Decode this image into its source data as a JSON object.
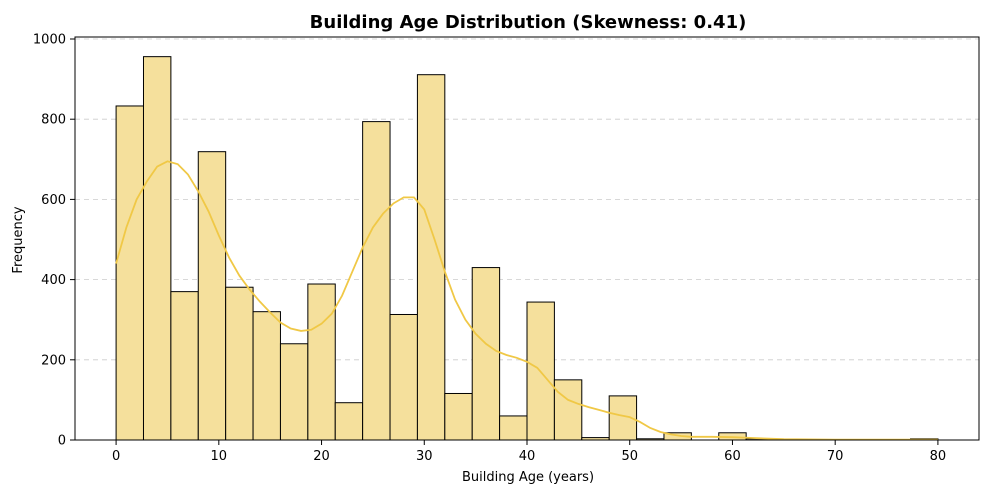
{
  "chart_data": {
    "type": "bar",
    "title": "Building Age Distribution (Skewness: 0.41)",
    "xlabel": "Building Age (years)",
    "ylabel": "Frequency",
    "xlim": [
      -4,
      84
    ],
    "ylim": [
      0,
      1005
    ],
    "xticks": [
      0,
      10,
      20,
      30,
      40,
      50,
      60,
      70,
      80
    ],
    "yticks": [
      0,
      200,
      400,
      600,
      800,
      1000
    ],
    "grid": "y",
    "bin_width": 2.667,
    "bins": [
      {
        "x0": 0.0,
        "value": 833
      },
      {
        "x0": 2.667,
        "value": 956
      },
      {
        "x0": 5.333,
        "value": 370
      },
      {
        "x0": 8.0,
        "value": 719
      },
      {
        "x0": 10.667,
        "value": 381
      },
      {
        "x0": 13.333,
        "value": 320
      },
      {
        "x0": 16.0,
        "value": 240
      },
      {
        "x0": 18.667,
        "value": 389
      },
      {
        "x0": 21.333,
        "value": 93
      },
      {
        "x0": 24.0,
        "value": 794
      },
      {
        "x0": 26.667,
        "value": 313
      },
      {
        "x0": 29.333,
        "value": 911
      },
      {
        "x0": 32.0,
        "value": 116
      },
      {
        "x0": 34.667,
        "value": 430
      },
      {
        "x0": 37.333,
        "value": 60
      },
      {
        "x0": 40.0,
        "value": 344
      },
      {
        "x0": 42.667,
        "value": 150
      },
      {
        "x0": 45.333,
        "value": 6
      },
      {
        "x0": 48.0,
        "value": 110
      },
      {
        "x0": 50.667,
        "value": 3
      },
      {
        "x0": 53.333,
        "value": 18
      },
      {
        "x0": 56.0,
        "value": 0
      },
      {
        "x0": 58.667,
        "value": 18
      },
      {
        "x0": 61.333,
        "value": 3
      },
      {
        "x0": 64.0,
        "value": 0
      },
      {
        "x0": 66.667,
        "value": 0
      },
      {
        "x0": 69.333,
        "value": 0
      },
      {
        "x0": 72.0,
        "value": 0
      },
      {
        "x0": 74.667,
        "value": 0
      },
      {
        "x0": 77.333,
        "value": 3
      }
    ],
    "kde": {
      "x": [
        0,
        1,
        2,
        3,
        4,
        5,
        6,
        7,
        8,
        9,
        10,
        11,
        12,
        13,
        14,
        15,
        16,
        17,
        18,
        19,
        20,
        21,
        22,
        23,
        24,
        25,
        26,
        27,
        28,
        29,
        30,
        31,
        32,
        33,
        34,
        35,
        36,
        37,
        38,
        39,
        40,
        41,
        42,
        43,
        44,
        45,
        46,
        47,
        48,
        49,
        50,
        51,
        52,
        53,
        54,
        55,
        56,
        58,
        60,
        62,
        65,
        70,
        75,
        80
      ],
      "y": [
        440,
        530,
        600,
        645,
        682,
        695,
        688,
        662,
        620,
        570,
        510,
        455,
        410,
        375,
        345,
        318,
        293,
        278,
        272,
        275,
        290,
        315,
        360,
        420,
        480,
        530,
        565,
        590,
        605,
        605,
        575,
        500,
        420,
        350,
        300,
        265,
        240,
        222,
        212,
        205,
        195,
        180,
        150,
        120,
        100,
        90,
        82,
        75,
        68,
        62,
        57,
        45,
        30,
        20,
        14,
        10,
        8,
        8,
        7,
        5,
        2,
        1,
        1,
        1
      ]
    }
  }
}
============================================================
REQUIRED WORK:
The data above needs to be retyped exactly, with the images left out.

ANSWER IN FULL:
Decode this image into its source data as a JSON object.
{
  "chart_data": {
    "type": "bar",
    "title": "Building Age Distribution (Skewness: 0.41)",
    "xlabel": "Building Age (years)",
    "ylabel": "Frequency",
    "xlim": [
      -4,
      84
    ],
    "ylim": [
      0,
      1005
    ],
    "xticks": [
      0,
      10,
      20,
      30,
      40,
      50,
      60,
      70,
      80
    ],
    "yticks": [
      0,
      200,
      400,
      600,
      800,
      1000
    ],
    "grid": "y",
    "bin_width": 2.667,
    "bins": [
      {
        "x0": 0.0,
        "value": 833
      },
      {
        "x0": 2.667,
        "value": 956
      },
      {
        "x0": 5.333,
        "value": 370
      },
      {
        "x0": 8.0,
        "value": 719
      },
      {
        "x0": 10.667,
        "value": 381
      },
      {
        "x0": 13.333,
        "value": 320
      },
      {
        "x0": 16.0,
        "value": 240
      },
      {
        "x0": 18.667,
        "value": 389
      },
      {
        "x0": 21.333,
        "value": 93
      },
      {
        "x0": 24.0,
        "value": 794
      },
      {
        "x0": 26.667,
        "value": 313
      },
      {
        "x0": 29.333,
        "value": 911
      },
      {
        "x0": 32.0,
        "value": 116
      },
      {
        "x0": 34.667,
        "value": 430
      },
      {
        "x0": 37.333,
        "value": 60
      },
      {
        "x0": 40.0,
        "value": 344
      },
      {
        "x0": 42.667,
        "value": 150
      },
      {
        "x0": 45.333,
        "value": 6
      },
      {
        "x0": 48.0,
        "value": 110
      },
      {
        "x0": 50.667,
        "value": 3
      },
      {
        "x0": 53.333,
        "value": 18
      },
      {
        "x0": 56.0,
        "value": 0
      },
      {
        "x0": 58.667,
        "value": 18
      },
      {
        "x0": 61.333,
        "value": 3
      },
      {
        "x0": 64.0,
        "value": 0
      },
      {
        "x0": 66.667,
        "value": 0
      },
      {
        "x0": 69.333,
        "value": 0
      },
      {
        "x0": 72.0,
        "value": 0
      },
      {
        "x0": 74.667,
        "value": 0
      },
      {
        "x0": 77.333,
        "value": 3
      }
    ],
    "kde": {
      "x": [
        0,
        1,
        2,
        3,
        4,
        5,
        6,
        7,
        8,
        9,
        10,
        11,
        12,
        13,
        14,
        15,
        16,
        17,
        18,
        19,
        20,
        21,
        22,
        23,
        24,
        25,
        26,
        27,
        28,
        29,
        30,
        31,
        32,
        33,
        34,
        35,
        36,
        37,
        38,
        39,
        40,
        41,
        42,
        43,
        44,
        45,
        46,
        47,
        48,
        49,
        50,
        51,
        52,
        53,
        54,
        55,
        56,
        58,
        60,
        62,
        65,
        70,
        75,
        80
      ],
      "y": [
        440,
        530,
        600,
        645,
        682,
        695,
        688,
        662,
        620,
        570,
        510,
        455,
        410,
        375,
        345,
        318,
        293,
        278,
        272,
        275,
        290,
        315,
        360,
        420,
        480,
        530,
        565,
        590,
        605,
        605,
        575,
        500,
        420,
        350,
        300,
        265,
        240,
        222,
        212,
        205,
        195,
        180,
        150,
        120,
        100,
        90,
        82,
        75,
        68,
        62,
        57,
        45,
        30,
        20,
        14,
        10,
        8,
        8,
        7,
        5,
        2,
        1,
        1,
        1
      ]
    }
  }
}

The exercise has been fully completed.